Data excerpts
────────────────

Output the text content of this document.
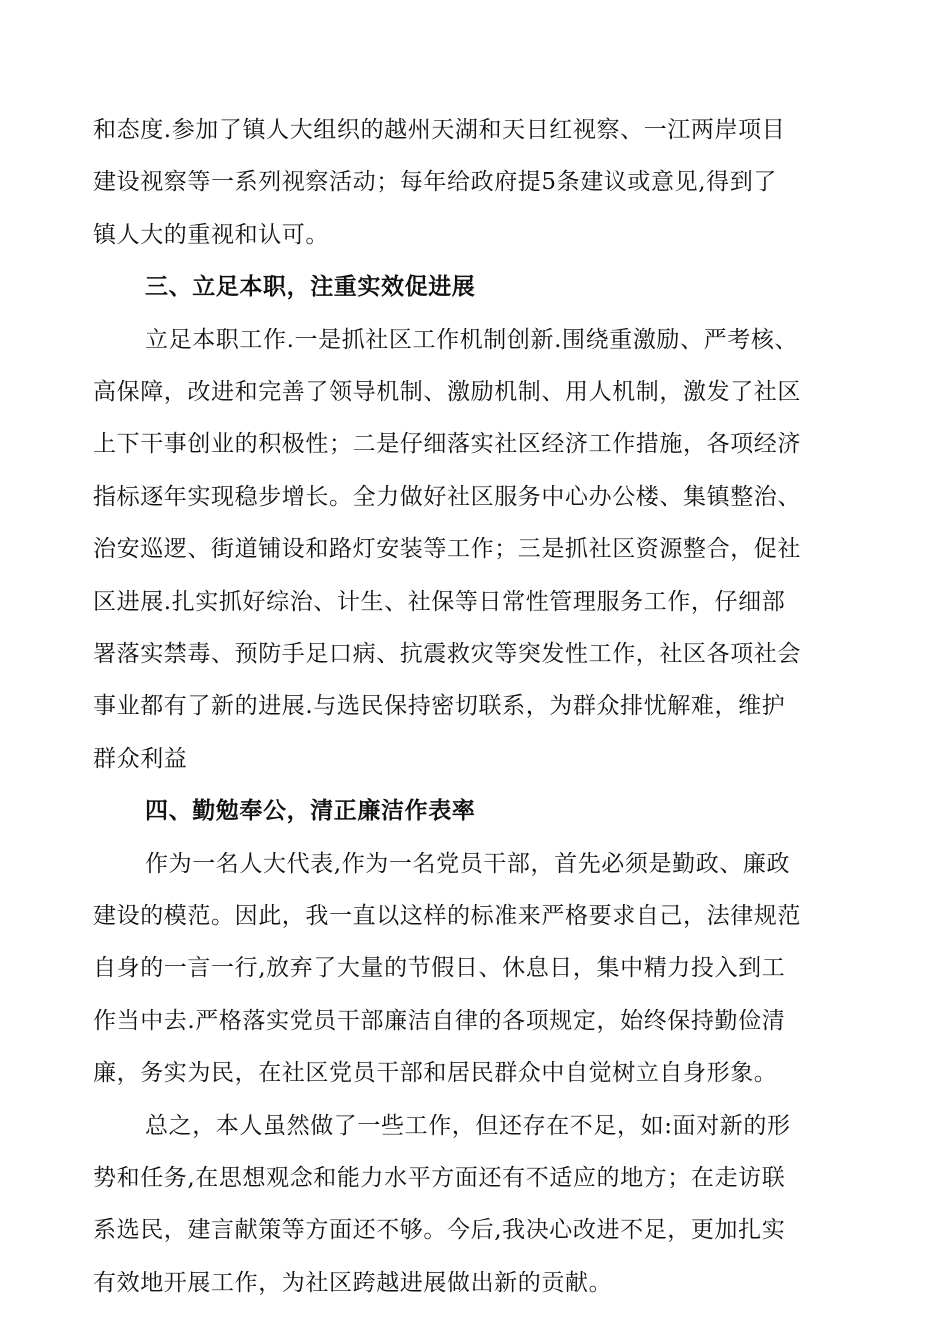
和态度.参加了镇人大组织的越州天湖和天日红视察、一江两岸项目
建设视察等一系列视察活动；每年给政府提5条建议或意见,得到了
镇人大的重视和认可。
三、立足本职，注重实效促进展
立足本职工作.一是抓社区工作机制创新.围绕重激励、严考核、
高保障，改进和完善了领导机制、激励机制、用人机制，激发了社区
上下干事创业的积极性；二是仔细落实社区经济工作措施，各项经济
指标逐年实现稳步增长。全力做好社区服务中心办公楼、集镇整治、
治安巡逻、街道铺设和路灯安装等工作；三是抓社区资源整合，促社
区进展.扎实抓好综治、计生、社保等日常性管理服务工作，仔细部
署落实禁毒、预防手足口病、抗震救灾等突发性工作，社区各项社会
事业都有了新的进展.与选民保持密切联系，为群众排忧解难，维护
群众利益
四、勤勉奉公，清正廉洁作表率
作为一名人大代表,作为一名党员干部，首先必须是勤政、廉政
建设的模范。因此，我一直以这样的标准来严格要求自己，法律规范
自身的一言一行,放弃了大量的节假日、休息日，集中精力投入到工
作当中去.严格落实党员干部廉洁自律的各项规定，始终保持勤俭清
廉，务实为民，在社区党员干部和居民群众中自觉树立自身形象。
总之，本人虽然做了一些工作，但还存在不足，如:面对新的形
势和任务,在思想观念和能力水平方面还有不适应的地方；在走访联
系选民，建言献策等方面还不够。今后,我决心改进不足，更加扎实
有效地开展工作，为社区跨越进展做出新的贡献。
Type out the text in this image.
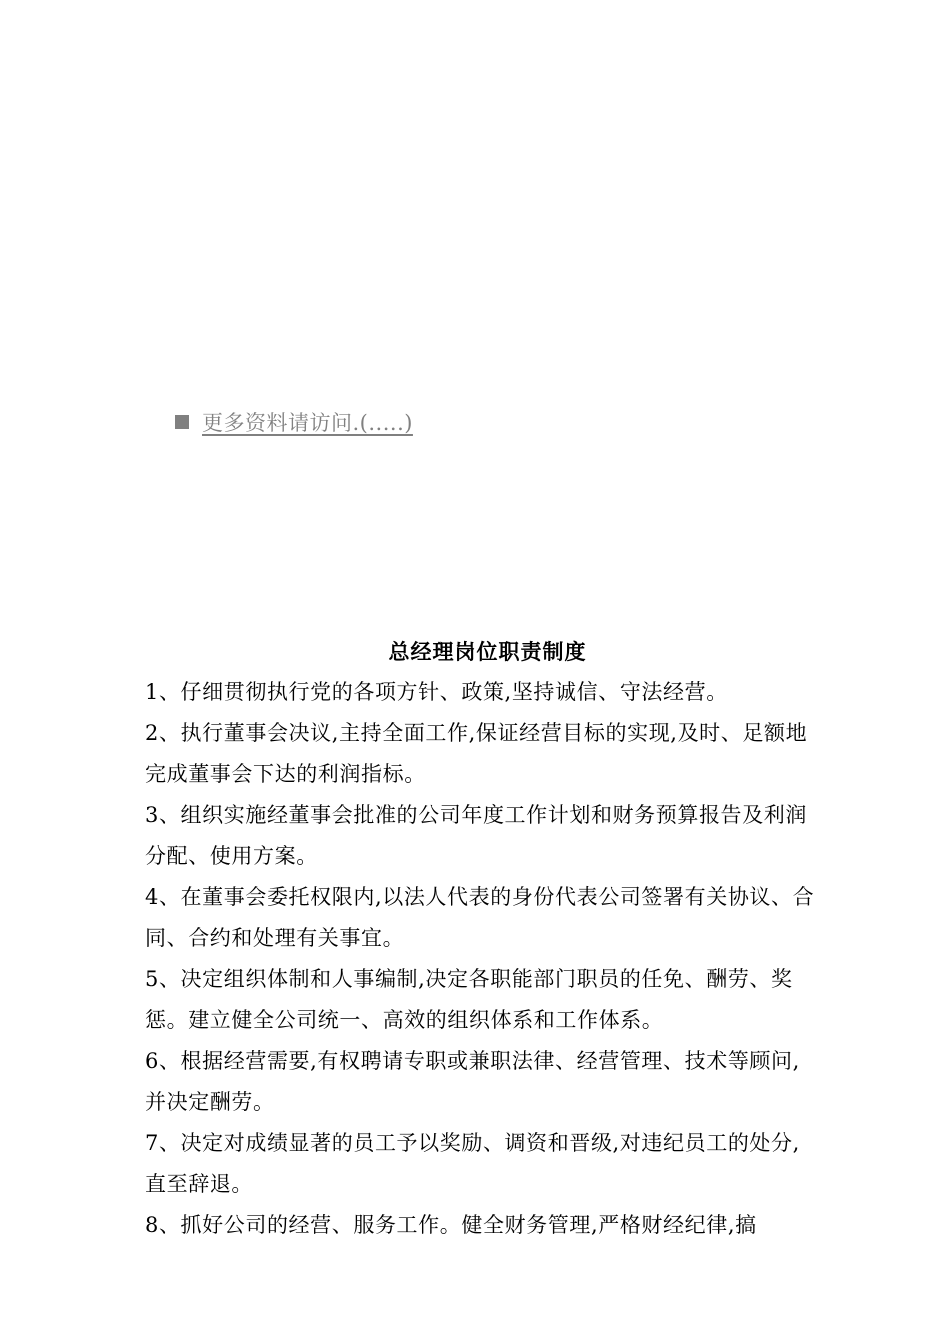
更多资料请访问.(.....)
总经理岗位职责制度

1、仔细贯彻执行党的各项方针、政策,坚持诚信、守法经营。

2、执行董事会决议,主持全面工作,保证经营目标的实现,及时、足额地完成董事会下达的利润指标。

3、组织实施经董事会批准的公司年度工作计划和财务预算报告及利润分配、使用方案。

4、在董事会委托权限内,以法人代表的身份代表公司签署有关协议、合同、合约和处理有关事宜。

5、决定组织体制和人事编制,决定各职能部门职员的任免、酬劳、奖惩。建立健全公司统一、高效的组织体系和工作体系。

6、根据经营需要,有权聘请专职或兼职法律、经营管理、技术等顾问,并决定酬劳。

7、决定对成绩显著的员工予以奖励、调资和晋级,对违纪员工的处分,直至辞退。

8、抓好公司的经营、服务工作。健全财务管理,严格财经纪律,搞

────────────────

_Work instructions_
Write out the entries above verbatim; the pictures do not belong in your copy.

_Output of the exercise_
Output the text content of this document.
和态度.参加了镇人大组织的越州天湖和天日红视察、一江两岸项目
建设视察等一系列视察活动；每年给政府提5条建议或意见,得到了
镇人大的重视和认可。
三、立足本职，注重实效促进展
立足本职工作.一是抓社区工作机制创新.围绕重激励、严考核、
高保障，改进和完善了领导机制、激励机制、用人机制，激发了社区
上下干事创业的积极性；二是仔细落实社区经济工作措施，各项经济
指标逐年实现稳步增长。全力做好社区服务中心办公楼、集镇整治、
治安巡逻、街道铺设和路灯安装等工作；三是抓社区资源整合，促社
区进展.扎实抓好综治、计生、社保等日常性管理服务工作，仔细部
署落实禁毒、预防手足口病、抗震救灾等突发性工作，社区各项社会
事业都有了新的进展.与选民保持密切联系，为群众排忧解难，维护
群众利益
四、勤勉奉公，清正廉洁作表率
作为一名人大代表,作为一名党员干部，首先必须是勤政、廉政
建设的模范。因此，我一直以这样的标准来严格要求自己，法律规范
自身的一言一行,放弃了大量的节假日、休息日，集中精力投入到工
作当中去.严格落实党员干部廉洁自律的各项规定，始终保持勤俭清
廉，务实为民，在社区党员干部和居民群众中自觉树立自身形象。
总之，本人虽然做了一些工作，但还存在不足，如:面对新的形
势和任务,在思想观念和能力水平方面还有不适应的地方；在走访联
系选民，建言献策等方面还不够。今后,我决心改进不足，更加扎实
有效地开展工作，为社区跨越进展做出新的贡献。
Type out the text in this image.
更多资料请访问.(.....)
总经理岗位职责制度

1、仔细贯彻执行党的各项方针、政策,坚持诚信、守法经营。

2、执行董事会决议,主持全面工作,保证经营目标的实现,及时、足额地完成董事会下达的利润指标。

3、组织实施经董事会批准的公司年度工作计划和财务预算报告及利润分配、使用方案。

4、在董事会委托权限内,以法人代表的身份代表公司签署有关协议、合同、合约和处理有关事宜。

5、决定组织体制和人事编制,决定各职能部门职员的任免、酬劳、奖惩。建立健全公司统一、高效的组织体系和工作体系。

6、根据经营需要,有权聘请专职或兼职法律、经营管理、技术等顾问,并决定酬劳。

7、决定对成绩显著的员工予以奖励、调资和晋级,对违纪员工的处分,直至辞退。

8、抓好公司的经营、服务工作。健全财务管理,严格财经纪律,搞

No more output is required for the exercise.